▶ [STATED PROBLEM]: Tally how many lines include "color". The number is the whole answer.
<<<<
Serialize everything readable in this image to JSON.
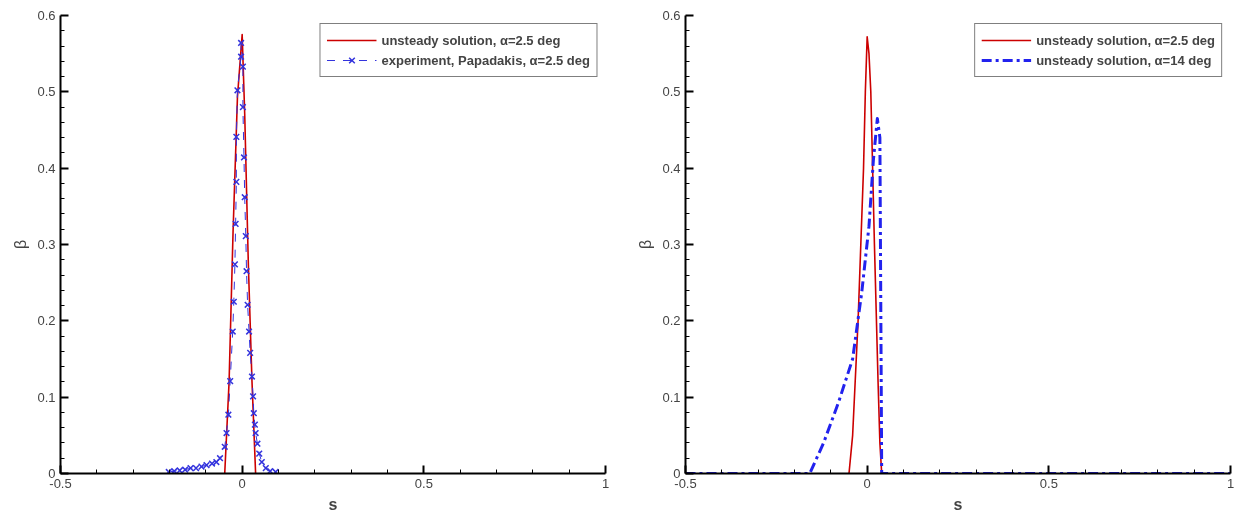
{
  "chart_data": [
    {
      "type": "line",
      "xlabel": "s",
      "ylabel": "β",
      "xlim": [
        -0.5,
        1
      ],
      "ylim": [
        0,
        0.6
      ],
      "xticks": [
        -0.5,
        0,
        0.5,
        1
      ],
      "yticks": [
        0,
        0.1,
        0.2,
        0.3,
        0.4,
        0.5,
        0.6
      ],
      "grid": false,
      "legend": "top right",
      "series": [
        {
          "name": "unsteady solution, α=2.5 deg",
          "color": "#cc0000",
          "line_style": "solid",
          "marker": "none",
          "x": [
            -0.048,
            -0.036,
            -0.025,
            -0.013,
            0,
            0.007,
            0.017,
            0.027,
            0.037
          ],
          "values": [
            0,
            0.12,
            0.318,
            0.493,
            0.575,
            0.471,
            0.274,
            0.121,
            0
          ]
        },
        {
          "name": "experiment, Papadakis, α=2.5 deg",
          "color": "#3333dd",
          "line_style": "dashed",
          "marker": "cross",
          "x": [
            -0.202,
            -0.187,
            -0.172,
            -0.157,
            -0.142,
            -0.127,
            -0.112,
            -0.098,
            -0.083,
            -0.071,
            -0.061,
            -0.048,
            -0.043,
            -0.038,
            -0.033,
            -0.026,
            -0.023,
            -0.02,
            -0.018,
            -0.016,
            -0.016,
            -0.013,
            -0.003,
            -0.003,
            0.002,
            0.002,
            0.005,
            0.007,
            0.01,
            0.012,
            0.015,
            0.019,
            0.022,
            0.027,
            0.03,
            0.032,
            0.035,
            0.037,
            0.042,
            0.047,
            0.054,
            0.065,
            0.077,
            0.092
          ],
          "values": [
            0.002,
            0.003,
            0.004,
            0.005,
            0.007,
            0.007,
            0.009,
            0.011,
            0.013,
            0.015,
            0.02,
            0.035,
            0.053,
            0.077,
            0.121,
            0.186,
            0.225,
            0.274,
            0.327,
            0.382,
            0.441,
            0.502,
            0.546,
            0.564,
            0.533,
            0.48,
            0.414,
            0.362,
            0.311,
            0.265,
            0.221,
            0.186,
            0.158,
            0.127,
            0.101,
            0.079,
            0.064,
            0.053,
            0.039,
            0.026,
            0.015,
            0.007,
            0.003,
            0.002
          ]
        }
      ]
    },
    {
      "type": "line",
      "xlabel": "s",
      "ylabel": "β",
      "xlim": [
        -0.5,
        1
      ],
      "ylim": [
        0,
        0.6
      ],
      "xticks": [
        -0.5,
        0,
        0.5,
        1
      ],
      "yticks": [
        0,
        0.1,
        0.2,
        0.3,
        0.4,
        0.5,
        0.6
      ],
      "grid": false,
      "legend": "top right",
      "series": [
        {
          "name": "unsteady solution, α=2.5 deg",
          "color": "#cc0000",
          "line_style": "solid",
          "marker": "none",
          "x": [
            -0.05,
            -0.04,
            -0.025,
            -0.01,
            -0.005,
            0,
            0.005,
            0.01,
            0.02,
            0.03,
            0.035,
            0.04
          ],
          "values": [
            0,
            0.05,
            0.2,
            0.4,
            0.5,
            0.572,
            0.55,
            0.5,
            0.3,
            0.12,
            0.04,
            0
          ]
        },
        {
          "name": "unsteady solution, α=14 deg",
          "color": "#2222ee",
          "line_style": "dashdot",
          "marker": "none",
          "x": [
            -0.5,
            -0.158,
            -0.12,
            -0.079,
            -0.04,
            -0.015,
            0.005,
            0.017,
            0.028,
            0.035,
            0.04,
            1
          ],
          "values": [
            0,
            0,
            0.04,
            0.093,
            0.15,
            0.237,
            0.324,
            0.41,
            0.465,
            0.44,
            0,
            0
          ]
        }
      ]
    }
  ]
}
>>>>
<<<<
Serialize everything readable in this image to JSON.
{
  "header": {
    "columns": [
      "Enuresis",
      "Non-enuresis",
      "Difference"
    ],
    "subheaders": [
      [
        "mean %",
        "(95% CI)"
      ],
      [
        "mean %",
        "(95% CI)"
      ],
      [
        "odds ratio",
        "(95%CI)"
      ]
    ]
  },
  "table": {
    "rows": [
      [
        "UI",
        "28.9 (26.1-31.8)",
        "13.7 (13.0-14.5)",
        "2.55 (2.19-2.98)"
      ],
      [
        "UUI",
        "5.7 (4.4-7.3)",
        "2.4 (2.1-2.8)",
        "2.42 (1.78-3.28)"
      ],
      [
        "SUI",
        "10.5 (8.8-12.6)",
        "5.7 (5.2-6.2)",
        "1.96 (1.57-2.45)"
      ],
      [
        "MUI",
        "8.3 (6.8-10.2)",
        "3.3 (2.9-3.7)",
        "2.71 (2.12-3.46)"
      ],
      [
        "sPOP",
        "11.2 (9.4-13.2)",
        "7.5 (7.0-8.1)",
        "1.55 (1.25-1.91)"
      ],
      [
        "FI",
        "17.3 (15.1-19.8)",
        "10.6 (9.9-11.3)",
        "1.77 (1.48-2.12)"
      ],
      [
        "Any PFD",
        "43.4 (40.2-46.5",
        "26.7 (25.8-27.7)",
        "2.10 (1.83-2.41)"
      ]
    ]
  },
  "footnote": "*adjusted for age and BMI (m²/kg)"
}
>>>>
▶ [SOLUTION TO THIS EXERCISE]: 4